Turn every line of the records below into a Markdown table with the columns "Row" and "Record line," numbering the rows in order and skipping blank lines. Leave the pictures out of the table.

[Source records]
┌────────

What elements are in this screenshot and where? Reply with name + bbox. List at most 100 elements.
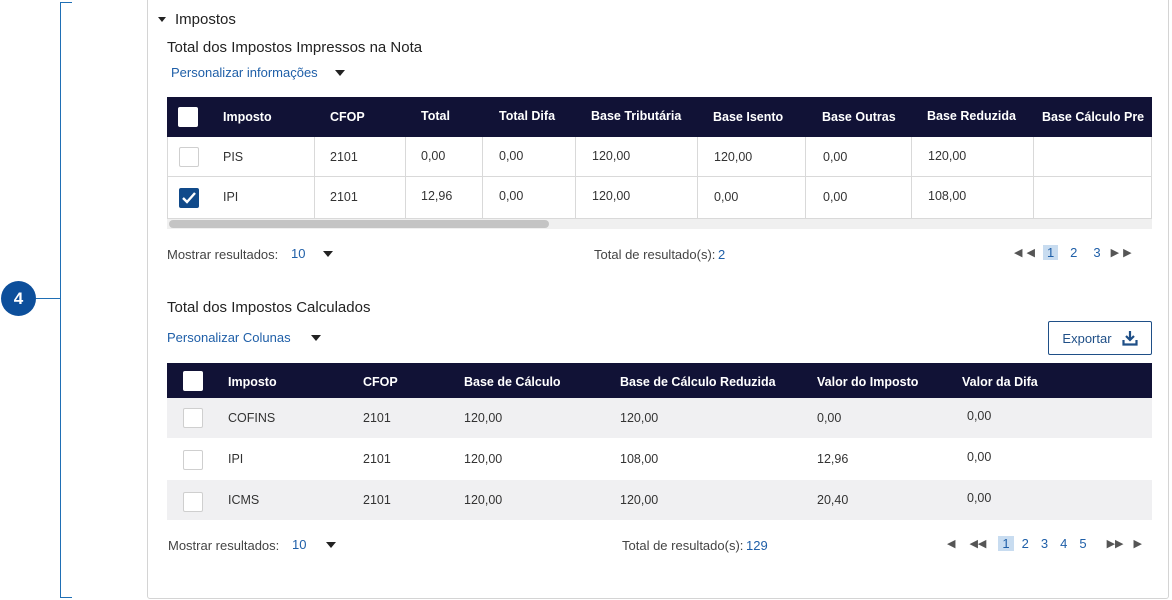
prev-page-icon[interactable]: ◀ <box>1026 246 1034 259</box>
cell-valor-difa: 0,00 <box>967 450 992 464</box>
cell-valor-difa: 0,00 <box>967 409 992 423</box>
cell-imposto: COFINS <box>228 411 276 425</box>
cell-base-calculo-reduzida: 120,00 <box>620 411 659 425</box>
first-page-icon[interactable]: ◀ <box>947 537 955 550</box>
col-header[interactable]: Valor do Imposto <box>817 363 918 400</box>
col-header[interactable]: Imposto <box>228 363 277 400</box>
printed-taxes-table: Imposto CFOP Total Total Difa Base Tribu… <box>167 97 1152 219</box>
section-toggle-impostos[interactable]: Impostos <box>158 11 236 28</box>
row-checkbox[interactable] <box>183 408 203 428</box>
calculated-total-value: 129 <box>746 538 768 553</box>
select-all-checkbox[interactable] <box>178 107 198 127</box>
cell-base-outras: 0,00 <box>823 190 848 204</box>
calculated-customize-label: Personalizar Colunas <box>167 330 291 345</box>
cell-base-reduzida: 120,00 <box>928 149 967 163</box>
col-header[interactable]: Base Cálculo Pre <box>1042 97 1144 137</box>
calculated-pagination: ◀ ◀◀ 1 2 3 4 5 ▶▶ ▶ <box>947 536 1142 551</box>
cell-imposto: IPI <box>228 452 244 466</box>
cell-imposto: IPI <box>223 190 239 204</box>
col-header[interactable]: Valor da Difa <box>962 363 1038 400</box>
cell-total: 0,00 <box>421 149 446 163</box>
cell-base-isento: 0,00 <box>714 190 739 204</box>
col-header[interactable]: CFOP <box>363 363 398 400</box>
cell-cfop: 2101 <box>330 150 358 164</box>
page-number[interactable]: 2 <box>1066 245 1081 260</box>
calculated-taxes-title: Total dos Impostos Calculados <box>167 299 371 316</box>
cell-base-isento: 120,00 <box>714 150 753 164</box>
step-badge: 4 <box>1 281 36 316</box>
col-header[interactable]: Total <box>421 97 450 135</box>
printed-pagination: ◀​ ◀ 1 2 3 ▶ ▶ <box>1014 245 1132 260</box>
caret-down-icon <box>310 334 321 341</box>
next-page-icon[interactable]: ▶ <box>1111 246 1119 259</box>
cell-total-difa: 0,00 <box>499 149 524 163</box>
cell-cfop: 2101 <box>363 493 391 507</box>
cell-total-difa: 0,00 <box>499 189 524 203</box>
cell-base-calculo-reduzida: 120,00 <box>620 493 659 507</box>
page-number[interactable]: 3 <box>1089 245 1104 260</box>
cell-base-calculo: 120,00 <box>464 452 503 466</box>
printed-customize-label: Personalizar informações <box>171 65 318 80</box>
printed-page-size-select[interactable]: 10 <box>291 246 334 261</box>
cell-base-calculo: 120,00 <box>464 411 503 425</box>
calculated-total-label: Total de resultado(s): <box>622 538 744 553</box>
printed-table-header: Imposto CFOP Total Total Difa Base Tribu… <box>167 97 1152 137</box>
col-header[interactable]: Base de Cálculo Reduzida <box>620 363 776 400</box>
col-header[interactable]: Base de Cálculo <box>464 363 561 400</box>
cell-valor-difa: 0,00 <box>967 491 992 505</box>
page-number[interactable]: 2 <box>1018 536 1033 551</box>
printed-customize-dropdown[interactable]: Personalizar informações <box>171 65 345 80</box>
table-row[interactable]: PIS 2101 0,00 0,00 120,00 120,00 0,00 12… <box>167 137 1152 177</box>
table-row[interactable]: IPI 2101 12,96 0,00 120,00 0,00 0,00 108… <box>167 177 1152 219</box>
cell-cfop: 2101 <box>363 452 391 466</box>
cell-base-calculo-reduzida: 108,00 <box>620 452 659 466</box>
annotation-bracket <box>60 2 72 598</box>
table-row[interactable]: ICMS 2101 120,00 120,00 20,40 0,00 <box>167 480 1152 520</box>
select-all-checkbox[interactable] <box>183 371 203 391</box>
first-page-icon[interactable]: ◀​ <box>1014 246 1022 259</box>
export-label: Exportar <box>1062 330 1112 346</box>
cell-base-calculo: 120,00 <box>464 493 503 507</box>
cell-imposto: ICMS <box>228 493 260 507</box>
cell-cfop: 2101 <box>330 190 358 204</box>
row-checkbox[interactable] <box>183 450 203 470</box>
cell-imposto: PIS <box>223 150 244 164</box>
page-number[interactable]: 4 <box>1056 536 1071 551</box>
printed-show-results-label: Mostrar resultados: <box>167 247 279 262</box>
col-header[interactable]: Base Isento <box>713 97 783 137</box>
download-icon <box>1121 331 1138 346</box>
printed-taxes-title: Total dos Impostos Impressos na Nota <box>167 39 423 56</box>
page-number[interactable]: 1 <box>1042 245 1059 260</box>
triangle-down-icon <box>158 17 166 22</box>
col-header[interactable]: CFOP <box>330 97 365 137</box>
page-size-value: 10 <box>291 246 306 261</box>
row-checkbox[interactable] <box>179 147 199 167</box>
cell-valor-imposto: 20,40 <box>817 493 849 507</box>
col-header[interactable]: Total Difa <box>499 97 555 135</box>
table-row[interactable]: IPI 2101 120,00 108,00 12,96 0,00 <box>167 438 1152 480</box>
next-page-icon[interactable]: ▶▶ <box>1107 537 1124 550</box>
section-title: Impostos <box>175 11 236 28</box>
last-page-icon[interactable]: ▶ <box>1123 246 1131 259</box>
caret-down-icon <box>326 541 337 548</box>
col-header[interactable]: Imposto <box>223 97 272 137</box>
last-page-icon[interactable]: ▶ <box>1133 537 1141 550</box>
page-number[interactable]: 1 <box>998 536 1014 551</box>
prev-page-icon[interactable]: ◀◀ <box>969 537 986 550</box>
printed-total-value: 2 <box>718 247 726 262</box>
export-button[interactable]: Exportar <box>1048 321 1152 355</box>
calculated-page-size-select[interactable]: 10 <box>292 537 337 552</box>
cell-valor-imposto: 12,96 <box>817 452 849 466</box>
col-header[interactable]: Base Outras <box>822 97 896 137</box>
col-header[interactable]: Base Tributária <box>591 97 681 135</box>
page-number[interactable]: 5 <box>1075 536 1090 551</box>
check-icon <box>182 192 196 204</box>
table-row[interactable]: COFINS 2101 120,00 120,00 0,00 0,00 <box>167 398 1152 438</box>
calculated-customize-dropdown[interactable]: Personalizar Colunas <box>167 330 321 345</box>
horizontal-scrollbar-thumb[interactable] <box>169 220 549 228</box>
col-header[interactable]: Base Reduzida <box>927 97 1016 135</box>
row-checkbox-checked[interactable] <box>179 188 199 208</box>
row-checkbox[interactable] <box>183 492 203 512</box>
page-number[interactable]: 3 <box>1037 536 1052 551</box>
cell-base-tributaria: 120,00 <box>592 149 631 163</box>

└────────

■ The output ■
| Row | Record line |
|---|---|
| 1 | What elements are in this screenshot and where? Reply with name + bbox. List at most 100 elements. |
| 2 | prev-page-icon[interactable]: ◀ <box>1026 246 1034 259</box> |
| 3 | cell-valor-difa: 0,00 <box>967 450 992 464</box> |
| 4 | cell-valor-difa: 0,00 <box>967 409 992 423</box> |
| 5 | cell-imposto: COFINS <box>228 411 276 425</box> |
| 6 | cell-base-calculo-reduzida: 120,00 <box>620 411 659 425</box> |
| 7 | first-page-icon[interactable]: ◀ <box>947 537 955 550</box> |
| 8 | col-header[interactable]: Valor do Imposto <box>817 363 918 400</box> |
| 9 | col-header[interactable]: Imposto <box>228 363 277 400</box> |
| 10 | printed-taxes-table: Imposto CFOP Total Total Difa Base Tribu… <box>167 97 1152 219</box> |
| 11 | section-toggle-impostos[interactable]: Impostos <box>158 11 236 28</box> |
| 12 | row-checkbox[interactable] <box>183 408 203 428</box> |
| 13 | calculated-total-value: 129 <box>746 538 768 553</box> |
| 14 | select-all-checkbox[interactable] <box>178 107 198 127</box> |
| 15 | cell-base-outras: 0,00 <box>823 190 848 204</box> |
| 16 | calculated-customize-label: Personalizar Colunas <box>167 330 291 345</box> |
| 17 | cell-base-reduzida: 120,00 <box>928 149 967 163</box> |
| 18 | col-header[interactable]: Base Cálculo Pre <box>1042 97 1144 137</box> |
| 19 | calculated-pagination: ◀ ◀◀ 1 2 3 4 5 ▶▶ ▶ <box>947 536 1142 551</box> |
| 20 | cell-imposto: IPI <box>228 452 244 466</box> |
| 21 | cell-imposto: IPI <box>223 190 239 204</box> |
| 22 | col-header[interactable]: Valor da Difa <box>962 363 1038 400</box> |
| 23 | cell-total: 0,00 <box>421 149 446 163</box> |
| 24 | cell-base-isento: 0,00 <box>714 190 739 204</box> |
| 25 | col-header[interactable]: CFOP <box>363 363 398 400</box> |
| 26 | cell-cfop: 2101 <box>330 150 358 164</box> |
| 27 | page-number[interactable]: 2 <box>1066 245 1081 260</box> |
| 28 | calculated-taxes-title: Total dos Impostos Calculados <box>167 299 371 316</box> |
| 29 | cell-base-isento: 120,00 <box>714 150 753 164</box> |
| 30 | step-badge: 4 <box>1 281 36 316</box> |
| 31 | col-header[interactable]: Total <box>421 97 450 135</box> |
| 32 | printed-pagination: ◀​ ◀ 1 2 3 ▶ ▶ <box>1014 245 1132 260</box> |
| 33 | caret-down-icon <box>310 334 321 341</box> |
| 34 | next-page-icon[interactable]: ▶ <box>1111 246 1119 259</box> |
| 35 | cell-total-difa: 0,00 <box>499 149 524 163</box> |
| 36 | cell-cfop: 2101 <box>363 493 391 507</box> |
| 37 | cell-total-difa: 0,00 <box>499 189 524 203</box> |
| 38 | cell-base-calculo-reduzida: 120,00 <box>620 493 659 507</box> |
| 39 | page-number[interactable]: 3 <box>1089 245 1104 260</box> |
| 40 | cell-base-calculo: 120,00 <box>464 452 503 466</box> |
| 41 | printed-customize-label: Personalizar informações <box>171 65 318 80</box> |
| 42 | printed-page-size-select[interactable]: 10 <box>291 246 334 261</box> |
| 43 | cell-base-calculo: 120,00 <box>464 411 503 425</box> |
| 44 | calculated-total-label: Total de resultado(s): <box>622 538 744 553</box> |
| 45 | printed-table-header: Imposto CFOP Total Total Difa Base Tribu… <box>167 97 1152 137</box> |
| 46 | col-header[interactable]: Base de Cálculo Reduzida <box>620 363 776 400</box> |
| 47 | col-header[interactable]: Base de Cálculo <box>464 363 561 400</box> |
| 48 | cell-valor-difa: 0,00 <box>967 491 992 505</box> |
| 49 | page-number[interactable]: 2 <box>1018 536 1033 551</box> |
| 50 | printed-customize-dropdown[interactable]: Personalizar informações <box>171 65 345 80</box> |
| 51 | table-row[interactable]: PIS 2101 0,00 0,00 120,00 120,00 0,00 12… <box>167 137 1152 177</box> |
| 52 | table-row[interactable]: IPI 2101 12,96 0,00 120,00 0,00 0,00 108… <box>167 177 1152 219</box> |
| 53 | cell-cfop: 2101 <box>363 452 391 466</box> |
| 54 | cell-base-calculo-reduzida: 108,00 <box>620 452 659 466</box> |
| 55 | annotation-bracket <box>60 2 72 598</box> |
| 56 | table-row[interactable]: ICMS 2101 120,00 120,00 20,40 0,00 <box>167 480 1152 520</box> |
| 57 | select-all-checkbox[interactable] <box>183 371 203 391</box> |
| 58 | first-page-icon[interactable]: ◀​ <box>1014 246 1022 259</box> |
| 59 | export-label: Exportar <box>1062 330 1112 346</box> |
| 60 | cell-base-calculo: 120,00 <box>464 493 503 507</box> |
| 61 | cell-imposto: ICMS <box>228 493 260 507</box> |
| 62 | cell-cfop: 2101 <box>330 190 358 204</box> |
| 63 | row-checkbox[interactable] <box>183 450 203 470</box> |
| 64 | cell-imposto: PIS <box>223 150 244 164</box> |
| 65 | page-number[interactable]: 4 <box>1056 536 1071 551</box> |
| 66 | printed-show-results-label: Mostrar resultados: <box>167 247 279 262</box> |
| 67 | col-header[interactable]: Base Isento <box>713 97 783 137</box> |
| 68 | download-icon <box>1121 331 1138 346</box> |
| 69 | printed-taxes-title: Total dos Impostos Impressos na Nota <box>167 39 423 56</box> |
| 70 | page-number[interactable]: 1 <box>1042 245 1059 260</box> |
| 71 | triangle-down-icon <box>158 17 166 22</box> |
| 72 | col-header[interactable]: CFOP <box>330 97 365 137</box> |
| 73 | page-size-value: 10 <box>291 246 306 261</box> |
| 74 | row-checkbox[interactable] <box>179 147 199 167</box> |
| 75 | cell-valor-imposto: 20,40 <box>817 493 849 507</box> |
| 76 | col-header[interactable]: Total Difa <box>499 97 555 135</box> |
| 77 | table-row[interactable]: IPI 2101 120,00 108,00 12,96 0,00 <box>167 438 1152 480</box> |
| 78 | next-page-icon[interactable]: ▶▶ <box>1107 537 1124 550</box> |
| 79 | section-title: Impostos <box>175 11 236 28</box> |
| 80 | last-page-icon[interactable]: ▶ <box>1123 246 1131 259</box> |
| 81 | caret-down-icon <box>326 541 337 548</box> |
| 82 | col-header[interactable]: Imposto <box>223 97 272 137</box> |
| 83 | last-page-icon[interactable]: ▶ <box>1133 537 1141 550</box> |
| 84 | page-number[interactable]: 1 <box>998 536 1014 551</box> |
| 85 | prev-page-icon[interactable]: ◀◀ <box>969 537 986 550</box> |
| 86 | printed-total-value: 2 <box>718 247 726 262</box> |
| 87 | export-button[interactable]: Exportar <box>1048 321 1152 355</box> |
| 88 | calculated-page-size-select[interactable]: 10 <box>292 537 337 552</box> |
| 89 | cell-valor-imposto: 12,96 <box>817 452 849 466</box> |
| 90 | col-header[interactable]: Base Outras <box>822 97 896 137</box> |
| 91 | col-header[interactable]: Base Tributária <box>591 97 681 135</box> |
| 92 | page-number[interactable]: 5 <box>1075 536 1090 551</box> |
| 93 | check-icon <box>182 192 196 204</box> |
| 94 | table-row[interactable]: COFINS 2101 120,00 120,00 0,00 0,00 <box>167 398 1152 438</box> |
| 95 | calculated-customize-dropdown[interactable]: Personalizar Colunas <box>167 330 321 345</box> |
| 96 | horizontal-scrollbar-thumb[interactable] <box>169 220 549 228</box> |
| 97 | col-header[interactable]: Base Reduzida <box>927 97 1016 135</box> |
| 98 | row-checkbox-checked[interactable] <box>179 188 199 208</box> |
| 99 | row-checkbox[interactable] <box>183 492 203 512</box> |
| 100 | page-number[interactable]: 3 <box>1037 536 1052 551</box> |
| 101 | cell-base-tributaria: 120,00 <box>592 149 631 163</box> |